DATA TO PROCESS:
######
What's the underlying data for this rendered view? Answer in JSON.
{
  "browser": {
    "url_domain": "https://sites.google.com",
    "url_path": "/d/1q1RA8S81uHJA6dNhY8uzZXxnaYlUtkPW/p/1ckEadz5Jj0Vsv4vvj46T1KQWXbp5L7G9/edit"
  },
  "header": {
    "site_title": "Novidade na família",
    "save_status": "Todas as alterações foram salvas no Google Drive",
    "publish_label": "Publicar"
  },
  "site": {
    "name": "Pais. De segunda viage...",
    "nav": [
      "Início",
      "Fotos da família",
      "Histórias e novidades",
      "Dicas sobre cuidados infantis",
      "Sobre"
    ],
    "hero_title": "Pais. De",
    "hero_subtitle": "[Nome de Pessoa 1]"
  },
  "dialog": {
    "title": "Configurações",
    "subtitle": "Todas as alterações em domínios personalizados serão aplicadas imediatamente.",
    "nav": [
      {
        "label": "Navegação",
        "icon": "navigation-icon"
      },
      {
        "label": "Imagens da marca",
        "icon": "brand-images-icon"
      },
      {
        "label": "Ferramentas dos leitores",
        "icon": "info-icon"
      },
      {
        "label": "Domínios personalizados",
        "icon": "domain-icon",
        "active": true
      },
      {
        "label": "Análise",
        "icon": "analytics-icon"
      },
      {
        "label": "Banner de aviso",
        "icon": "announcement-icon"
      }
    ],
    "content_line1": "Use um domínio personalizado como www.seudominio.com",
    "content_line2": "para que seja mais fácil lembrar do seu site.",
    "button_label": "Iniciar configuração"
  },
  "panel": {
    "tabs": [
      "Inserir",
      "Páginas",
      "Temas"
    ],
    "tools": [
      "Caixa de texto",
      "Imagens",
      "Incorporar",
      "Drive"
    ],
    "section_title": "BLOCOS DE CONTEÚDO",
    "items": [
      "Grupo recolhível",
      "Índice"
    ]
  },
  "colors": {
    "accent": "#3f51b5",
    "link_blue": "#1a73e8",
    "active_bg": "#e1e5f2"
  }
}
######
INSTRUCTIONS FOR THE TASK: Give all the records again. Match them exactly.

ANSWER:
What's the underlying data for this rendered view? Answer in JSON.
{
  "browser": {
    "url_domain": "https://sites.google.com",
    "url_path": "/d/1q1RA8S81uHJA6dNhY8uzZXxnaYlUtkPW/p/1ckEadz5Jj0Vsv4vvj46T1KQWXbp5L7G9/edit"
  },
  "header": {
    "site_title": "Novidade na família",
    "save_status": "Todas as alterações foram salvas no Google Drive",
    "publish_label": "Publicar"
  },
  "site": {
    "name": "Pais. De segunda viage...",
    "nav": [
      "Início",
      "Fotos da família",
      "Histórias e novidades",
      "Dicas sobre cuidados infantis",
      "Sobre"
    ],
    "hero_title": "Pais. De",
    "hero_subtitle": "[Nome de Pessoa 1]"
  },
  "dialog": {
    "title": "Configurações",
    "subtitle": "Todas as alterações em domínios personalizados serão aplicadas imediatamente.",
    "nav": [
      {
        "label": "Navegação",
        "icon": "navigation-icon"
      },
      {
        "label": "Imagens da marca",
        "icon": "brand-images-icon"
      },
      {
        "label": "Ferramentas dos leitores",
        "icon": "info-icon"
      },
      {
        "label": "Domínios personalizados",
        "icon": "domain-icon",
        "active": true
      },
      {
        "label": "Análise",
        "icon": "analytics-icon"
      },
      {
        "label": "Banner de aviso",
        "icon": "announcement-icon"
      }
    ],
    "content_line1": "Use um domínio personalizado como www.seudominio.com",
    "content_line2": "para que seja mais fácil lembrar do seu site.",
    "button_label": "Iniciar configuração"
  },
  "panel": {
    "tabs": [
      "Inserir",
      "Páginas",
      "Temas"
    ],
    "tools": [
      "Caixa de texto",
      "Imagens",
      "Incorporar",
      "Drive"
    ],
    "section_title": "BLOCOS DE CONTEÚDO",
    "items": [
      "Grupo recolhível",
      "Índice"
    ]
  },
  "colors": {
    "accent": "#3f51b5",
    "link_blue": "#1a73e8",
    "active_bg": "#e1e5f2"
  }
}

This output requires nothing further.